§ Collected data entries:
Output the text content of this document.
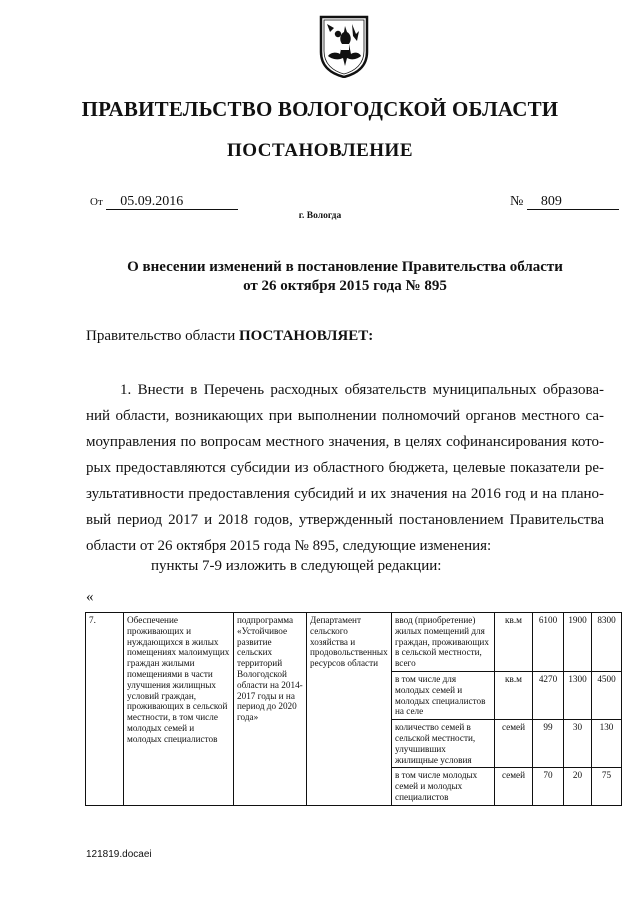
ПРАВИТЕЛЬСТВО ВОЛОГОДСКОЙ ОБЛАСТИ
ПОСТАНОВЛЕНИЕ
От 05.09.2016	№ 809
г. Вологда
О внесении изменений в постановление Правительства области
от 26 октября 2015 года № 895
Правительство области ПОСТАНОВЛЯЕТ:
1. Внести в Перечень расходных обязательств муниципальных образова-
ний области, возникающих при выполнении полномочий органов местного са-
моуправления по вопросам местного значения, в целях софинансирования кото-
рых предоставляются субсидии из областного бюджета, целевые показатели ре-
зультативности предоставления субсидий и их значения на 2016 год и на плано-
вый период 2017 и 2018 годов, утвержденный постановлением Правительства
области от 26 октября 2015 года № 895, следующие изменения:
пункты 7-9 изложить в следующей редакции:
«
7.	Обеспечение проживающих и нуждающихся в жилых помещениях малоимущих граждан жилыми помещениями в части улучшения жилищных условий граждан, проживающих в сельской местности, в том числе молодых семей и молодых специалистов	подпрограмма «Устойчивое развитие сельских территорий Вологодской области на 2014-2017 годы и на период до 2020 года»	Департамент сельского хозяйства и продовольственных ресурсов области	ввод (приобретение) жилых помещений для граждан, проживающих в сельской местности, всего	кв.м	6100	1900	8300
				в том числе для молодых семей и молодых специалистов на селе	кв.м	4270	1300	4500
				количество семей в сельской местности, улучшивших жилищные условия	семей	99	30	130
				в том числе молодых семей и молодых специалистов	семей	70	20	75
121819.docaei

§ OBJECTIVE: Transcribe the records above exactly, omitting every picture they contain.

§ FULL ANSWER:
Output the text content of this document.
ПРАВИТЕЛЬСТВО ВОЛОГОДСКОЙ ОБЛАСТИ
ПОСТАНОВЛЕНИЕ
От 05.09.2016	№ 809
г. Вологда
О внесении изменений в постановление Правительства области
от 26 октября 2015 года № 895
Правительство области ПОСТАНОВЛЯЕТ:
1. Внести в Перечень расходных обязательств муниципальных образова-
ний области, возникающих при выполнении полномочий органов местного са-
моуправления по вопросам местного значения, в целях софинансирования кото-
рых предоставляются субсидии из областного бюджета, целевые показатели ре-
зультативности предоставления субсидий и их значения на 2016 год и на плано-
вый период 2017 и 2018 годов, утвержденный постановлением Правительства
области от 26 октября 2015 года № 895, следующие изменения:
пункты 7-9 изложить в следующей редакции:
«
7.	Обеспечение проживающих и нуждающихся в жилых помещениях малоимущих граждан жилыми помещениями в части улучшения жилищных условий граждан, проживающих в сельской местности, в том числе молодых семей и молодых специалистов	подпрограмма «Устойчивое развитие сельских территорий Вологодской области на 2014-2017 годы и на период до 2020 года»	Департамент сельского хозяйства и продовольственных ресурсов области	ввод (приобретение) жилых помещений для граждан, проживающих в сельской местности, всего	кв.м	6100	1900	8300
				в том числе для молодых семей и молодых специалистов на селе	кв.м	4270	1300	4500
				количество семей в сельской местности, улучшивших жилищные условия	семей	99	30	130
				в том числе молодых семей и молодых специалистов	семей	70	20	75
121819.docaei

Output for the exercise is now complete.